# Start of Record set

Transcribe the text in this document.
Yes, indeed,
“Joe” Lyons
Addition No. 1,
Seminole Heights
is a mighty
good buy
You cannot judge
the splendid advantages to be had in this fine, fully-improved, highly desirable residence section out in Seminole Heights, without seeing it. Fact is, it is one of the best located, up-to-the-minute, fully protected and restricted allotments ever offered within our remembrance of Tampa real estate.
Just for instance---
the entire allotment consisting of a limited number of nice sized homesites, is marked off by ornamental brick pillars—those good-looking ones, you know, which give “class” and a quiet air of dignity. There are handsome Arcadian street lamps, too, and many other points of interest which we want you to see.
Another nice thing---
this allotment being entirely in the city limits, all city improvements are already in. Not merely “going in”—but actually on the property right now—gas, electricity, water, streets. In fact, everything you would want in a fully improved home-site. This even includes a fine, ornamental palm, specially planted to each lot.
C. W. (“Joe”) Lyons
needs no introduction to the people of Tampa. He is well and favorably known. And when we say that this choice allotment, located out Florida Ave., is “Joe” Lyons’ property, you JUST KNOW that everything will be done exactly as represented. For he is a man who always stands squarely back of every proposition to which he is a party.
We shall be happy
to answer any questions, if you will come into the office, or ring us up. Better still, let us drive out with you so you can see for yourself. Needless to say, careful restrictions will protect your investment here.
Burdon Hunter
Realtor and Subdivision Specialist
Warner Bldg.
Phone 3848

# End of Record set

Print the material once more, exactly.

Transcribe the text in this document.
Yes, indeed,
“Joe” Lyons
Addition No. 1,
Seminole Heights
is a mighty
good buy
You cannot judge
the splendid advantages to be had in this fine, fully-improved, highly desirable residence section out in Seminole Heights, without seeing it. Fact is, it is one of the best located, up-to-the-minute, fully protected and restricted allotments ever offered within our remembrance of Tampa real estate.
Just for instance---
the entire allotment consisting of a limited number of nice sized homesites, is marked off by ornamental brick pillars—those good-looking ones, you know, which give “class” and a quiet air of dignity. There are handsome Arcadian street lamps, too, and many other points of interest which we want you to see.
Another nice thing---
this allotment being entirely in the city limits, all city improvements are already in. Not merely “going in”—but actually on the property right now—gas, electricity, water, streets. In fact, everything you would want in a fully improved home-site. This even includes a fine, ornamental palm, specially planted to each lot.
C. W. (“Joe”) Lyons
needs no introduction to the people of Tampa. He is well and favorably known. And when we say that this choice allotment, located out Florida Ave., is “Joe” Lyons’ property, you JUST KNOW that everything will be done exactly as represented. For he is a man who always stands squarely back of every proposition to which he is a party.
We shall be happy
to answer any questions, if you will come into the office, or ring us up. Better still, let us drive out with you so you can see for yourself. Needless to say, careful restrictions will protect your investment here.
Burdon Hunter
Realtor and Subdivision Specialist
Warner Bldg.
Phone 3848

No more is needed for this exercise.